::: RECORDS TO PROCESS

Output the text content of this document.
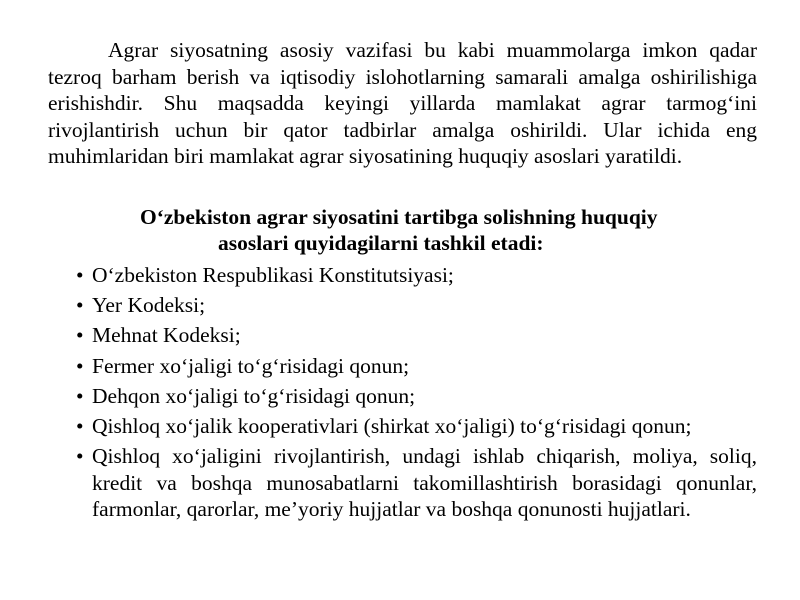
Agrar siyosatning asosiy vazifasi bu kabi muammolarga imkon qadar tezroq barham berish va iqtisodiy islohotlarning samarali amalga oshirilishiga erishishdir. Shu maqsadda keyingi yillarda mamlakat agrar tarmog‘ini rivojlantirish uchun bir qator tadbirlar amalga oshirildi. Ular ichida eng muhimlaridan biri mamlakat agrar siyosatining huquqiy asoslari yaratildi.

O‘zbekiston agrar siyosatini tartibga solishning huquqiy
asoslari quyidagilarni tashkil etadi:
• O‘zbekiston Respublikasi Konstitutsiyasi;
• Yer Kodeksi;
• Mehnat Kodeksi;
• Fermer xo‘jaligi to‘g‘risidagi qonun;
• Dehqon xo‘jaligi to‘g‘risidagi qonun;
• Qishloq xo‘jalik kooperativlari (shirkat xo‘jaligi) to‘g‘risidagi qonun;
• Qishloq xo‘jaligini rivojlantirish, undagi ishlab chiqarish, moliya, soliq, kredit va boshqa munosabatlarni takomillashtirish borasidagi qonunlar, farmonlar, qarorlar, me’yoriy hujjatlar va boshqa qonunosti hujjatlari.
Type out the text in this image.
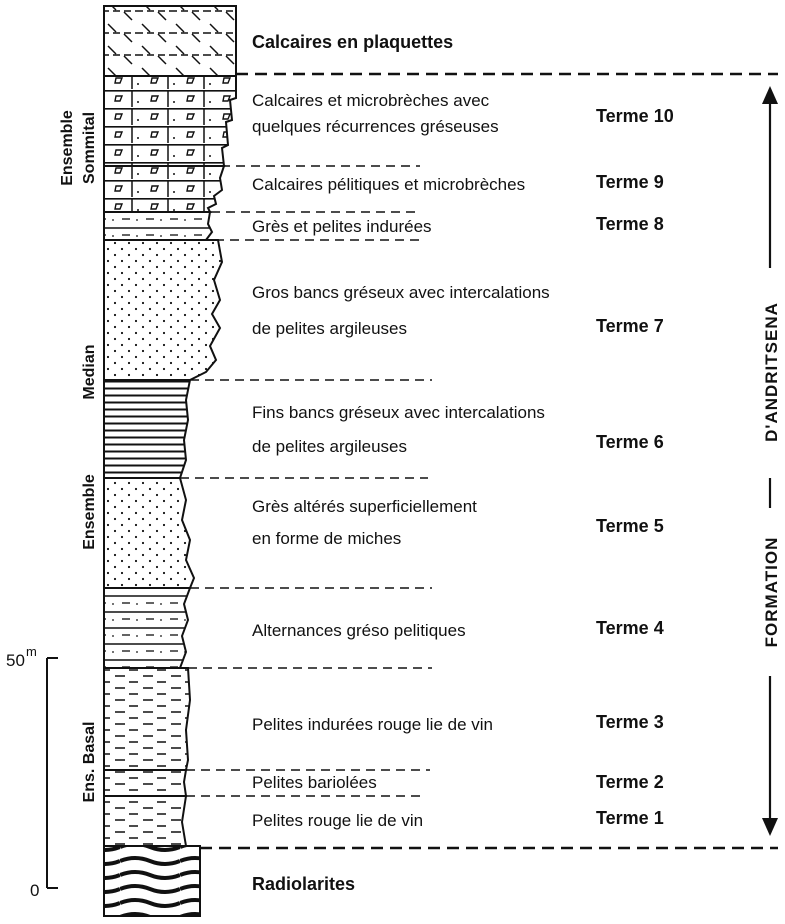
D'ANDRITSENA
FORMATION
Ensemble Sommital
Ensemble
Median
Ens. Basal
50 m
0
Calcaires en plaquettes
Radiolarites
Calcaires et microbrèches avec
quelques récurrences gréseuses
Calcaires pélitiques et microbrèches
Grès et pelites indurées
Gros bancs gréseux avec intercalations
de pelites argileuses
Fins bancs gréseux avec intercalations
de pelites argileuses
Grès altérés superficiellement
en forme de miches
Alternances gréso pelitiques
Pelites indurées rouge lie de vin
Pelites bariolées
Pelites rouge lie de vin
Terme 10
Terme 9
Terme 8
Terme 7
Terme 6
Terme 5
Terme 4
Terme 3
Terme 2
Terme 1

::::::

= STATED EXERCISE =
Where a line above includes "bancs", copy that line.

= RESULT =
Gros bancs gréseux avec intercalations
Fins bancs gréseux avec intercalations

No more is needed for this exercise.